WORK TO DO -> Scan the entries below and count the lines holding the string "start". Supply only the number.

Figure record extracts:
------------------------

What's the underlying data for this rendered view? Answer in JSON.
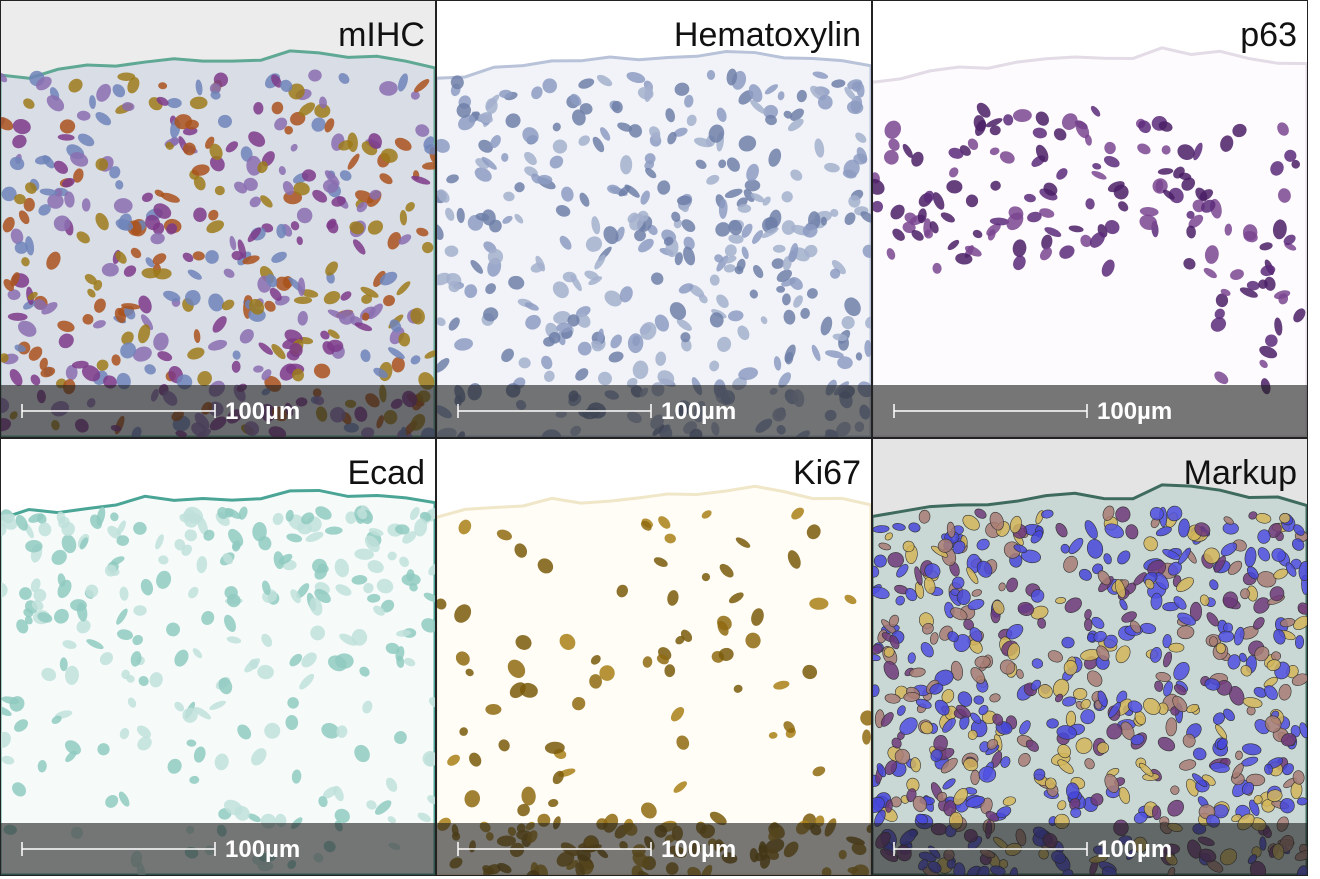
{
  "panels": [
    {
      "label": "mIHC",
      "scale_bar": "100µm"
    },
    {
      "label": "Hematoxylin",
      "scale_bar": "100µm"
    },
    {
      "label": "p63",
      "scale_bar": "100µm"
    },
    {
      "label": "Ecad",
      "scale_bar": "100µm"
    },
    {
      "label": "Ki67",
      "scale_bar": "100µm"
    },
    {
      "label": "Markup",
      "scale_bar": "100µm"
    }
  ]
}
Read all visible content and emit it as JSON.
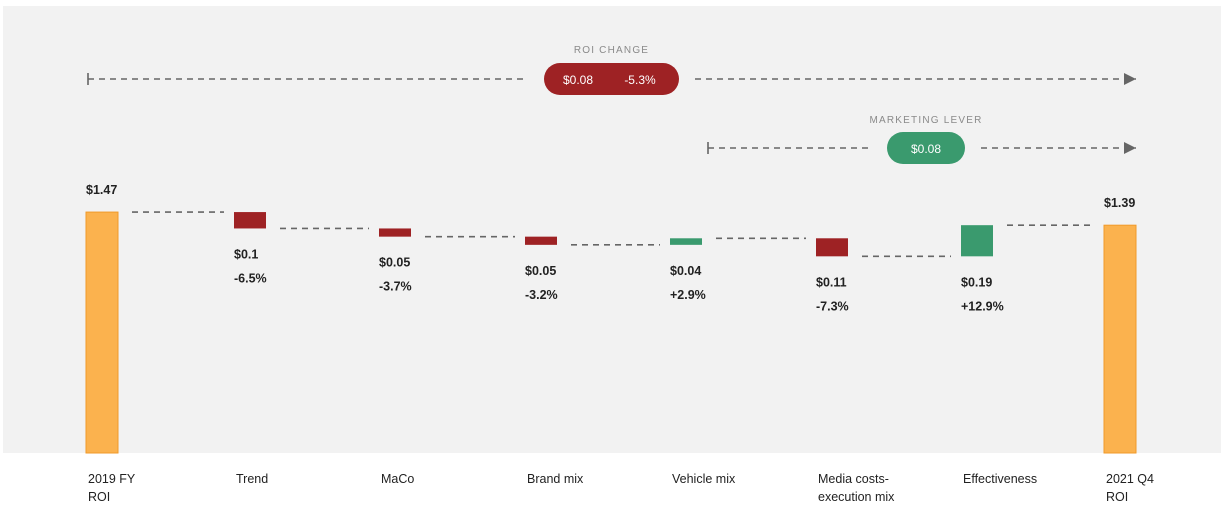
{
  "chart_data": {
    "type": "waterfall",
    "categories": [
      [
        "2019 FY",
        "ROI"
      ],
      [
        "Trend"
      ],
      [
        "MaCo"
      ],
      [
        "Brand mix"
      ],
      [
        "Vehicle mix"
      ],
      [
        "Media costs-",
        "execution mix"
      ],
      [
        "Effectiveness"
      ],
      [
        "2021 Q4",
        "ROI"
      ]
    ],
    "bars": [
      {
        "kind": "total",
        "start": 0,
        "end": 1.47,
        "value_label": "$1.47",
        "pct_label": ""
      },
      {
        "kind": "decrease",
        "start": 1.47,
        "end": 1.37,
        "value_label": "$0.1",
        "pct_label": "-6.5%"
      },
      {
        "kind": "decrease",
        "start": 1.37,
        "end": 1.32,
        "value_label": "$0.05",
        "pct_label": "-3.7%"
      },
      {
        "kind": "decrease",
        "start": 1.32,
        "end": 1.27,
        "value_label": "$0.05",
        "pct_label": "-3.2%"
      },
      {
        "kind": "increase",
        "start": 1.27,
        "end": 1.31,
        "value_label": "$0.04",
        "pct_label": "+2.9%"
      },
      {
        "kind": "decrease",
        "start": 1.31,
        "end": 1.2,
        "value_label": "$0.11",
        "pct_label": "-7.3%"
      },
      {
        "kind": "increase",
        "start": 1.2,
        "end": 1.39,
        "value_label": "$0.19",
        "pct_label": "+12.9%"
      },
      {
        "kind": "total",
        "start": 0,
        "end": 1.39,
        "value_label": "$1.39",
        "pct_label": ""
      }
    ],
    "annotations": [
      {
        "title": "ROI CHANGE",
        "values": [
          "$0.08",
          "-5.3%"
        ],
        "from_index": 0,
        "to_index": 7,
        "color": "#9e2224"
      },
      {
        "title": "MARKETING LEVER",
        "values": [
          "$0.08"
        ],
        "from_index": 4,
        "to_index": 7,
        "color": "#3a9a6e"
      }
    ],
    "colors": {
      "total": "#fbb24e",
      "total_stroke": "#f09a2a",
      "decrease": "#9e2224",
      "increase": "#3a9a6e",
      "background": "#f2f2f2",
      "connector": "#666666"
    }
  }
}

------------------------

CORRECT ANSWER -> 8